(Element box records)

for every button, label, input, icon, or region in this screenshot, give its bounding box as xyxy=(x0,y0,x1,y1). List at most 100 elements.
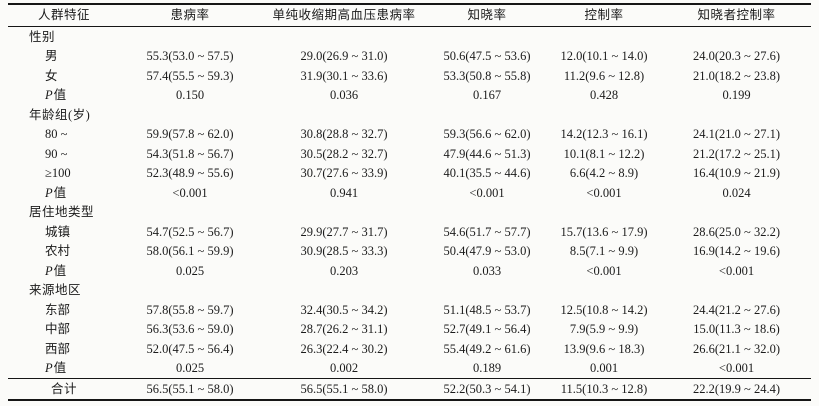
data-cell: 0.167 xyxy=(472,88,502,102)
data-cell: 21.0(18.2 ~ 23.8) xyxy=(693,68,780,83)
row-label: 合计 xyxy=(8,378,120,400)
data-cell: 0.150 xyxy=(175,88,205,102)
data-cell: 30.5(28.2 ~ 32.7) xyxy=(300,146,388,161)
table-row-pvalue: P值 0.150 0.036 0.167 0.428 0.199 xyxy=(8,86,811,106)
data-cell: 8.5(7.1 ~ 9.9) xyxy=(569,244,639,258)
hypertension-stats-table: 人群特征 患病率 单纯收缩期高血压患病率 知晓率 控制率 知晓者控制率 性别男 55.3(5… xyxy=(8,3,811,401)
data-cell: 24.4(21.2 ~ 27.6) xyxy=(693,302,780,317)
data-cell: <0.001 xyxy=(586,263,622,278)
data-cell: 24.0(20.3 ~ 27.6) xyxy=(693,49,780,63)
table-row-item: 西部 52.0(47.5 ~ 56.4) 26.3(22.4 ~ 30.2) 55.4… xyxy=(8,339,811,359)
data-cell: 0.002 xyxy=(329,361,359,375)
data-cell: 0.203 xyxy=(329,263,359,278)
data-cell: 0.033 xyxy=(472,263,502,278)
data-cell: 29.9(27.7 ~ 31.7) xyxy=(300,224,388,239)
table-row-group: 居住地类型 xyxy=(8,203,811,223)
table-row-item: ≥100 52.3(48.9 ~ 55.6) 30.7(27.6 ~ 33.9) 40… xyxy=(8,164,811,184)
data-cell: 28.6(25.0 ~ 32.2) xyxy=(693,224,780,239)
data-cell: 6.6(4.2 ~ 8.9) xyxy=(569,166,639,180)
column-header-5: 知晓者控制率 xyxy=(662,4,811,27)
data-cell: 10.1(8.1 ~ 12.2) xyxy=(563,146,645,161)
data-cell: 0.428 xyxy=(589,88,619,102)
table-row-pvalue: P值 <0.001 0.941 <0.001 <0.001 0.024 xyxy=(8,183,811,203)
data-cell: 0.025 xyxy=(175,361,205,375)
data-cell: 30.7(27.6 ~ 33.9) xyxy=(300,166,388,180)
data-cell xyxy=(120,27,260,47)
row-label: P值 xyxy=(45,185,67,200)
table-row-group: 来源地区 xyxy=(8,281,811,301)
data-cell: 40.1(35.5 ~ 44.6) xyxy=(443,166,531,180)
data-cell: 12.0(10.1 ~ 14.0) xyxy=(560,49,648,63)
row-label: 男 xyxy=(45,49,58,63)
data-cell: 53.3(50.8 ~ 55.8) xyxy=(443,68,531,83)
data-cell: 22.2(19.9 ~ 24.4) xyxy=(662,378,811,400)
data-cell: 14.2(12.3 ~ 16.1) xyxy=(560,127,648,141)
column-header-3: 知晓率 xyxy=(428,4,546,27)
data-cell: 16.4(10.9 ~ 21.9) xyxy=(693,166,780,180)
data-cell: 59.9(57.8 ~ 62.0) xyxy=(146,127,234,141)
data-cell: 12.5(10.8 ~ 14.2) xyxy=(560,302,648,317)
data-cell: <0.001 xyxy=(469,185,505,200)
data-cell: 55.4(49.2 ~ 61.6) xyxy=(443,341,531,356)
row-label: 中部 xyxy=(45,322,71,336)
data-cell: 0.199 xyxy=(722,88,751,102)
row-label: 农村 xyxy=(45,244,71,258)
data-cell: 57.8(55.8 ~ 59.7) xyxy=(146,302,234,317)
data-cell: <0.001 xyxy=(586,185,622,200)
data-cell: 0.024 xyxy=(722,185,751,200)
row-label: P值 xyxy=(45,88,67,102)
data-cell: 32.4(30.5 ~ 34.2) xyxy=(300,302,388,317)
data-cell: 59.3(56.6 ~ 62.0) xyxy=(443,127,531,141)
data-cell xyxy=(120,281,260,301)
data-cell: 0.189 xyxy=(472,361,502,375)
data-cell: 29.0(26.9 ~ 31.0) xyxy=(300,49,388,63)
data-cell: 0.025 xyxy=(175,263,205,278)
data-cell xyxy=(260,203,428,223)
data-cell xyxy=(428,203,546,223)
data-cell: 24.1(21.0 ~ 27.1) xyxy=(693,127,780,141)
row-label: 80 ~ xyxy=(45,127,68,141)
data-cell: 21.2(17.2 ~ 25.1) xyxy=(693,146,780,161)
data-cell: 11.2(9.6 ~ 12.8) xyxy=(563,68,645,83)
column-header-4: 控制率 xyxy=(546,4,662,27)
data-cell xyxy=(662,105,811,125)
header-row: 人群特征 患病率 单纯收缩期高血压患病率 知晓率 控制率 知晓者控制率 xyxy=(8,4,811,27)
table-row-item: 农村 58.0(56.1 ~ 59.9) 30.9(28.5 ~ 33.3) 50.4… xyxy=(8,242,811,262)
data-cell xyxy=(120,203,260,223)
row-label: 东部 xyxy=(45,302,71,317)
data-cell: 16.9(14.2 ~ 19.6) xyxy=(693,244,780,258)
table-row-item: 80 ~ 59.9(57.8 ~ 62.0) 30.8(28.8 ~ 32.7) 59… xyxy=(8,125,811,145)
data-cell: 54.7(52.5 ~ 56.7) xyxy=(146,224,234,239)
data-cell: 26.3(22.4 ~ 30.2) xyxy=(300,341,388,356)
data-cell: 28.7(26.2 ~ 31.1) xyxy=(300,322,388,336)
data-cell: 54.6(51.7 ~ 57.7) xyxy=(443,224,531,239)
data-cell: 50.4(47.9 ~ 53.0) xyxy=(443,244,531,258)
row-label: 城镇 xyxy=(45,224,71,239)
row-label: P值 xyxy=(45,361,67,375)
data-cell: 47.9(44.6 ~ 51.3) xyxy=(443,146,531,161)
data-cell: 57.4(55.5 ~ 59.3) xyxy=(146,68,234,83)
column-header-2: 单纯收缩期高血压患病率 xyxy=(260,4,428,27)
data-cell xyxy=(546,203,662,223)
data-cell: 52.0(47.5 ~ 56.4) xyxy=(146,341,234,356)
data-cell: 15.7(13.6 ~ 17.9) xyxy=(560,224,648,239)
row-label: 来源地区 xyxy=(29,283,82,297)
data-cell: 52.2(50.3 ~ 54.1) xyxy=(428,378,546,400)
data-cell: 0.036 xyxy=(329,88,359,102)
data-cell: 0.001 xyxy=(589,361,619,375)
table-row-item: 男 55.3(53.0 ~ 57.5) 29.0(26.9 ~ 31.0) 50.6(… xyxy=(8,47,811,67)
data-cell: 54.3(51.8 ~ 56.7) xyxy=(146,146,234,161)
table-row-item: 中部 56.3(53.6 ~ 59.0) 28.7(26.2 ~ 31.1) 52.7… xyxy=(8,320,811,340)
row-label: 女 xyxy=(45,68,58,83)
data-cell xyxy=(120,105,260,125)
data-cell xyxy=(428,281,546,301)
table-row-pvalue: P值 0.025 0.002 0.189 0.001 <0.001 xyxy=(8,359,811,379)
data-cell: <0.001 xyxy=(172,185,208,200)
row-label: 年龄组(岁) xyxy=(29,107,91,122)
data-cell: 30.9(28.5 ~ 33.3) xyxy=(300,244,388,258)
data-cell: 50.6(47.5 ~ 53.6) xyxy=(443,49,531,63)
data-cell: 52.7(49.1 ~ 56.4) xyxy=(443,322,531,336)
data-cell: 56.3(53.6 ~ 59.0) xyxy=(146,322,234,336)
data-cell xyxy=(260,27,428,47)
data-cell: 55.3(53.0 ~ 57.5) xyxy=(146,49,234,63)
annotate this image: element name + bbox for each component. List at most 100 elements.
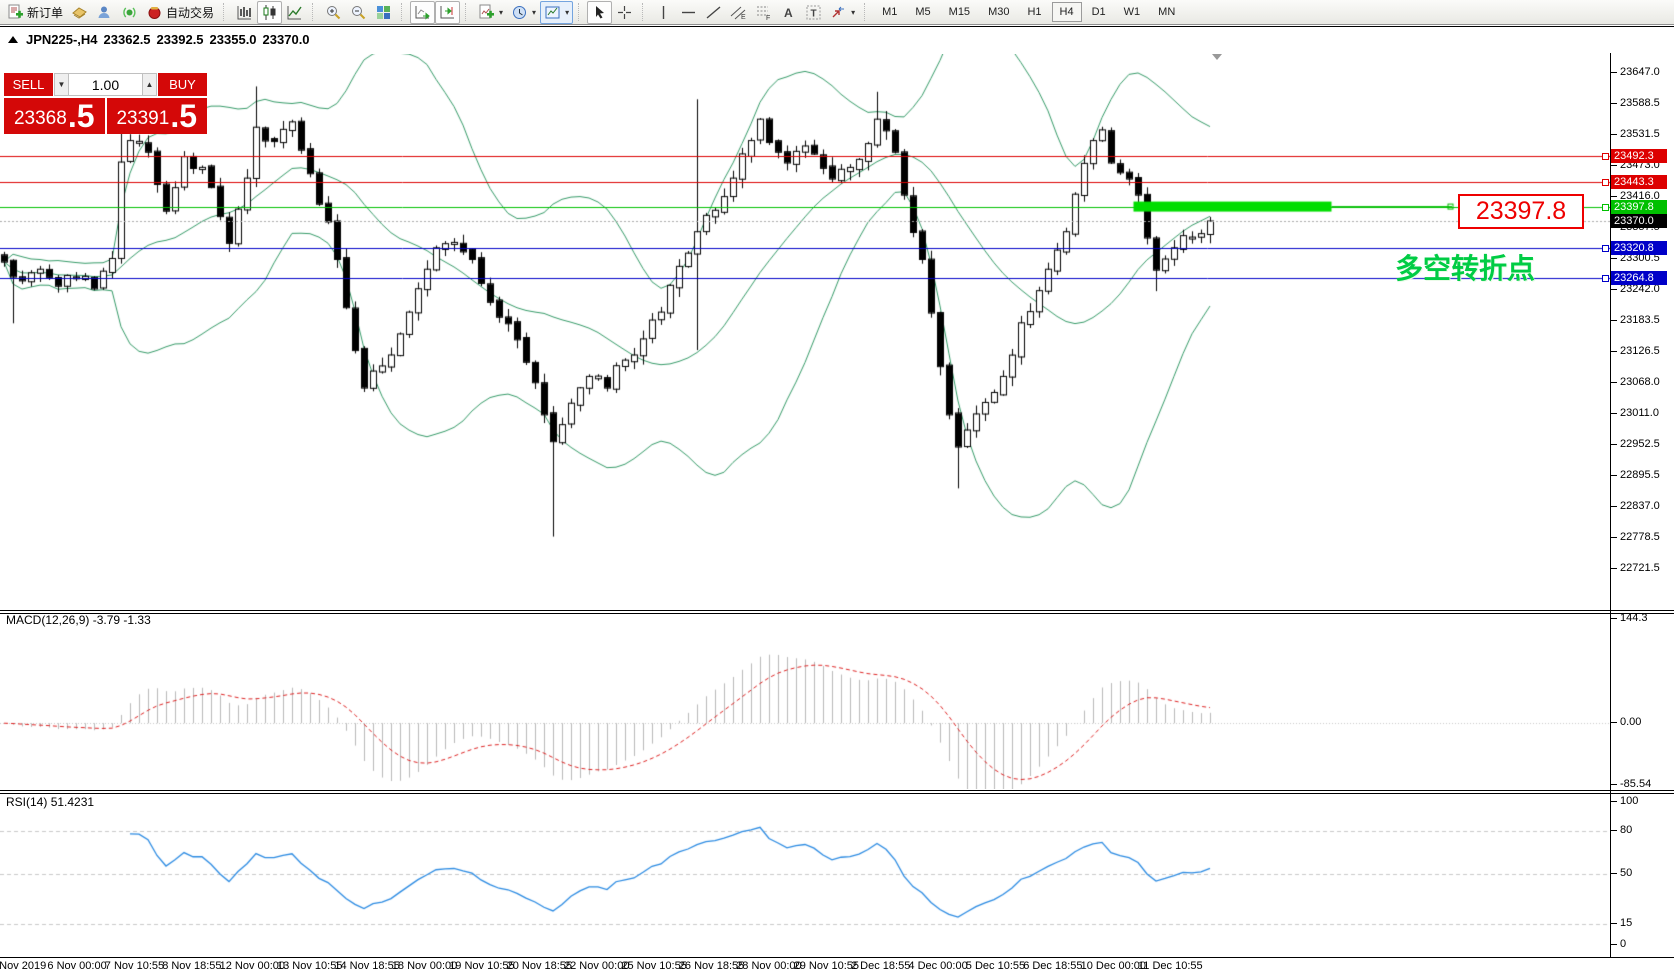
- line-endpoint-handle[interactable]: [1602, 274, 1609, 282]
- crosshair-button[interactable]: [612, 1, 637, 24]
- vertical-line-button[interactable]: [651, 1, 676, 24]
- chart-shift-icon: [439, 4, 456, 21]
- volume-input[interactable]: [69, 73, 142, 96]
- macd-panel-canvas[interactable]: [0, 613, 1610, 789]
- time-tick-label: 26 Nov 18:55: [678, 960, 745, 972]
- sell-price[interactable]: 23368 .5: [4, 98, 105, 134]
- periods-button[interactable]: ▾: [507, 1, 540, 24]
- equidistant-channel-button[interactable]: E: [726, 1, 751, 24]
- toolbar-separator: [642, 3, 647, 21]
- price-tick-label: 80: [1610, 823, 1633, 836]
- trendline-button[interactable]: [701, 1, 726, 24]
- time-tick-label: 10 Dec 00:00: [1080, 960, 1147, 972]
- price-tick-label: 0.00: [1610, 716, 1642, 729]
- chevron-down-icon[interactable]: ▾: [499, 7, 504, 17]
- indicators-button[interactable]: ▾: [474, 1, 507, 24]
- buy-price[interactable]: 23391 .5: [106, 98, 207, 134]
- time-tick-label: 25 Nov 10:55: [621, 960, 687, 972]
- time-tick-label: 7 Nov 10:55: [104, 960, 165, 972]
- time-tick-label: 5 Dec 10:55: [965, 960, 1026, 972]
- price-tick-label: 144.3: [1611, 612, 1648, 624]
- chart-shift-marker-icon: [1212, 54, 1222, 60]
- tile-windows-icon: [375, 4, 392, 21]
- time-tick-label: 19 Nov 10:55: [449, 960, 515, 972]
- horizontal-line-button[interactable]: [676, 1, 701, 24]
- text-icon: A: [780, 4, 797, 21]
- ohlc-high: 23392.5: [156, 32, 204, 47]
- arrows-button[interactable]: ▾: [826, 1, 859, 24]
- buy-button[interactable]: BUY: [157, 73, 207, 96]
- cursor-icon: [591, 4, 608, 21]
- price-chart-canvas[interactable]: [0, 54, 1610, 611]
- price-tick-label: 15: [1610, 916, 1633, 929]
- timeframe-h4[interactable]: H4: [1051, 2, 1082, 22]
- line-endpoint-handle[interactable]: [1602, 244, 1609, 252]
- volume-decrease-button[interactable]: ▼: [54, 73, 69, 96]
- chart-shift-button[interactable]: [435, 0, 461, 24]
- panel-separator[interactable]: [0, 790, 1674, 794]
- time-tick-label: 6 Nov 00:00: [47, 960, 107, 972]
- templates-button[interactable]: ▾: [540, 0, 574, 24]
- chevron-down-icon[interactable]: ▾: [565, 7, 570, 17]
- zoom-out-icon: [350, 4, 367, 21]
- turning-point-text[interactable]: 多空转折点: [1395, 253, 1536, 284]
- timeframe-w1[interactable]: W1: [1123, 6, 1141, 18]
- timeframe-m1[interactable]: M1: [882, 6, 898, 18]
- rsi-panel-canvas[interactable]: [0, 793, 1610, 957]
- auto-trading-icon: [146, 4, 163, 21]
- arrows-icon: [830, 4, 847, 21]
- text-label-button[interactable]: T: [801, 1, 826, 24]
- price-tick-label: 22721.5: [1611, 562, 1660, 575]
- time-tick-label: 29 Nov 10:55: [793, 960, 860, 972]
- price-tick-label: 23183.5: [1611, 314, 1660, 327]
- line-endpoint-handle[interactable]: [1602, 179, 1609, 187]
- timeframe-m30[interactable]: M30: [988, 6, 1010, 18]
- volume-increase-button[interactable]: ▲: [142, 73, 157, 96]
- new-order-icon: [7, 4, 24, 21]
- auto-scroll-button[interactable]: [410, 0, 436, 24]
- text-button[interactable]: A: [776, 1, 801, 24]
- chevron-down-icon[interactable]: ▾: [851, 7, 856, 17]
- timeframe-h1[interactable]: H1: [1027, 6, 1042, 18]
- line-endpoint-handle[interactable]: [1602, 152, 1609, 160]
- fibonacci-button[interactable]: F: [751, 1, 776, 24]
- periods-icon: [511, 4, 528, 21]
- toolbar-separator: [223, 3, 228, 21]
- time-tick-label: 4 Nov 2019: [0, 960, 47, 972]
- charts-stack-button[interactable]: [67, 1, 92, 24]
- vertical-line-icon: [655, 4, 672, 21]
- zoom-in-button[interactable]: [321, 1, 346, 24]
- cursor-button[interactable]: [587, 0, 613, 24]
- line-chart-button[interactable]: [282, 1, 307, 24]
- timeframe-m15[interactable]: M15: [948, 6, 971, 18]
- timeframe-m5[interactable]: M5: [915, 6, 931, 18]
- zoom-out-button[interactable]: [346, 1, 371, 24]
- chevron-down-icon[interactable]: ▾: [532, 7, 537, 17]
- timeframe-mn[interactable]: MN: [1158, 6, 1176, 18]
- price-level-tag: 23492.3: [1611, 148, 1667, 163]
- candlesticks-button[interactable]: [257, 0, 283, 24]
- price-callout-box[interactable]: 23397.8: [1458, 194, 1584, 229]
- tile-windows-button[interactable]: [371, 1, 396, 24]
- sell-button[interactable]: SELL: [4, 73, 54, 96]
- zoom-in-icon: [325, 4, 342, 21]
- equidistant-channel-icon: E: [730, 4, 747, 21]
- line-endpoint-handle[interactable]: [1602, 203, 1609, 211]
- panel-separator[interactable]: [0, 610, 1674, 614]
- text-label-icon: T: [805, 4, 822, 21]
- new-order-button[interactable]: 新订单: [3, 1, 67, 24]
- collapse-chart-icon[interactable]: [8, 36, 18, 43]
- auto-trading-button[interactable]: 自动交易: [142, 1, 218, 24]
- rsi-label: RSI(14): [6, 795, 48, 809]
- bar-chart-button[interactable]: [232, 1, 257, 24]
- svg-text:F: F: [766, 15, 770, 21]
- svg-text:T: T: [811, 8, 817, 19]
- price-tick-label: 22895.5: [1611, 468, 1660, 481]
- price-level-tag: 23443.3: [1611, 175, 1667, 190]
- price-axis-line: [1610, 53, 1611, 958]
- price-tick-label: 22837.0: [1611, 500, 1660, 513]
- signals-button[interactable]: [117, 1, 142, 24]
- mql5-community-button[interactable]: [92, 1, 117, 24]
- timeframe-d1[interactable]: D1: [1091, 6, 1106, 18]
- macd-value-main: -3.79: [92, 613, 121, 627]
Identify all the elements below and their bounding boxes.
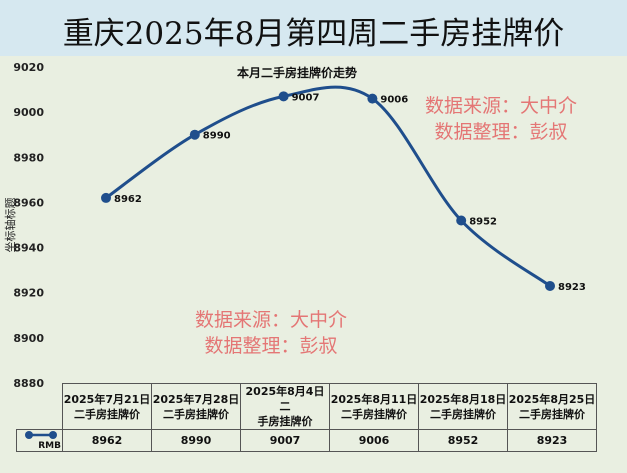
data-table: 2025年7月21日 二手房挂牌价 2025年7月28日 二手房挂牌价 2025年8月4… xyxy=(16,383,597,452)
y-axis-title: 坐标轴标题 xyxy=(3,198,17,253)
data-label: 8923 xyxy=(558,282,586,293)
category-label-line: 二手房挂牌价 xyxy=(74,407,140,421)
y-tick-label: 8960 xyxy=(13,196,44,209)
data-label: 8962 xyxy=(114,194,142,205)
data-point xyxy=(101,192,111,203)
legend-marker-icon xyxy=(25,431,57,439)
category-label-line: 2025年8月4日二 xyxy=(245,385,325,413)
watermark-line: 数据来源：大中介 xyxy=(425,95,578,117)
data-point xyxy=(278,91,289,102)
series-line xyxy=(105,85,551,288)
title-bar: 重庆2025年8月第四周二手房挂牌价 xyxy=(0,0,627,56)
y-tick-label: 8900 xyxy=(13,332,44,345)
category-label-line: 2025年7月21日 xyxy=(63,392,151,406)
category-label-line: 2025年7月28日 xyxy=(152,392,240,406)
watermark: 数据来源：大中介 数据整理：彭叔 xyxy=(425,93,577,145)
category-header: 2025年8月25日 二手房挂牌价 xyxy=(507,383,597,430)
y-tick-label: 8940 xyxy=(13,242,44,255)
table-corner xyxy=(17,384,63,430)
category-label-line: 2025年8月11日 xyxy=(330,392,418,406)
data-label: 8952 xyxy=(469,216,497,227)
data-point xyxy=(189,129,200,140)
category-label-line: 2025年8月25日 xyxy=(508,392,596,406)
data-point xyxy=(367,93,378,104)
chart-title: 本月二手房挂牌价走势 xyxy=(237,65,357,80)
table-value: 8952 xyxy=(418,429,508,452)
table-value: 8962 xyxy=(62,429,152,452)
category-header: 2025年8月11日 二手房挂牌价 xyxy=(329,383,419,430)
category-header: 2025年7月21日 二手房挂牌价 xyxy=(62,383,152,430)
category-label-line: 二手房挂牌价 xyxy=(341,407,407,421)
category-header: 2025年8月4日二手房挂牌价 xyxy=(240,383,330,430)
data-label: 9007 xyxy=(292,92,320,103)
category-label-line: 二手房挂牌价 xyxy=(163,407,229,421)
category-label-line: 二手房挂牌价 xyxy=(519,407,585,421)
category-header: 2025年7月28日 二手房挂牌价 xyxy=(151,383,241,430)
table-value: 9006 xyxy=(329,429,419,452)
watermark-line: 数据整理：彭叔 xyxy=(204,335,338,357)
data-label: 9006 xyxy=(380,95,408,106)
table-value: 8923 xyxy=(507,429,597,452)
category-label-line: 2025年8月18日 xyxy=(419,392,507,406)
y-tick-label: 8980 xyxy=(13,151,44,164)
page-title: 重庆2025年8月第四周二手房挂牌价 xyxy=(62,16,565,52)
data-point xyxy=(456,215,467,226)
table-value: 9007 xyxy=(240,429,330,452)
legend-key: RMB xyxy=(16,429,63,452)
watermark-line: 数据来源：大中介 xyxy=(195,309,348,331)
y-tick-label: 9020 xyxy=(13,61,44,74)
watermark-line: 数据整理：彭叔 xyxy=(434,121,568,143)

[Task prompt]: Reproduce verbatim the lines from the line containing "- line-endpoint-handle[interactable]: [1602, 274, 1609, 282]" up to and including the line containing "- line-endpoint-handle[interactable]: [1602, 244, 1609, 252]".

[Complete answer]:
- line-endpoint-handle[interactable]: [1602, 274, 1609, 282]
- crosshair-button[interactable]: [612, 1, 637, 24]
- vertical-line-button[interactable]: [651, 1, 676, 24]
- chart-shift-icon: [439, 4, 456, 21]
- volume-input[interactable]: [69, 73, 142, 96]
- macd-panel-canvas[interactable]: [0, 613, 1610, 789]
- time-tick-label: 26 Nov 18:55: [678, 960, 745, 972]
- sell-price[interactable]: 23368 .5: [4, 98, 105, 134]
- periods-button[interactable]: ▾: [507, 1, 540, 24]
- equidistant-channel-button[interactable]: E: [726, 1, 751, 24]
- toolbar-separator: [642, 3, 647, 21]
- price-tick-label: 80: [1610, 823, 1633, 836]
- trendline-button[interactable]: [701, 1, 726, 24]
- time-tick-label: 10 Dec 00:00: [1080, 960, 1147, 972]
- price-tick-label: 0.00: [1610, 716, 1642, 729]
- chevron-down-icon[interactable]: ▾: [499, 7, 504, 17]
- indicators-button[interactable]: ▾: [474, 1, 507, 24]
- buy-price[interactable]: 23391 .5: [106, 98, 207, 134]
- time-tick-label: 25 Nov 10:55: [621, 960, 687, 972]
- time-tick-label: 7 Nov 10:55: [104, 960, 165, 972]
- time-tick-label: 5 Dec 10:55: [965, 960, 1026, 972]
- price-tick-label: 144.3: [1611, 612, 1648, 624]
- chart-shift-marker-icon: [1212, 54, 1222, 60]
- tile-windows-icon: [375, 4, 392, 21]
- time-tick-label: 19 Nov 10:55: [449, 960, 515, 972]
- horizontal-line-button[interactable]: [676, 1, 701, 24]
- text-icon: A: [780, 4, 797, 21]
- ohlc-high: 23392.5: [156, 32, 204, 47]
- arrows-button[interactable]: ▾: [826, 1, 859, 24]
- buy-button[interactable]: BUY: [157, 73, 207, 96]
- cursor-icon: [591, 4, 608, 21]
- price-chart-canvas[interactable]: [0, 54, 1610, 611]
- price-tick-label: 15: [1610, 916, 1633, 929]
- timeframe-h4[interactable]: H4: [1051, 2, 1082, 22]
- line-endpoint-handle[interactable]: [1602, 244, 1609, 252]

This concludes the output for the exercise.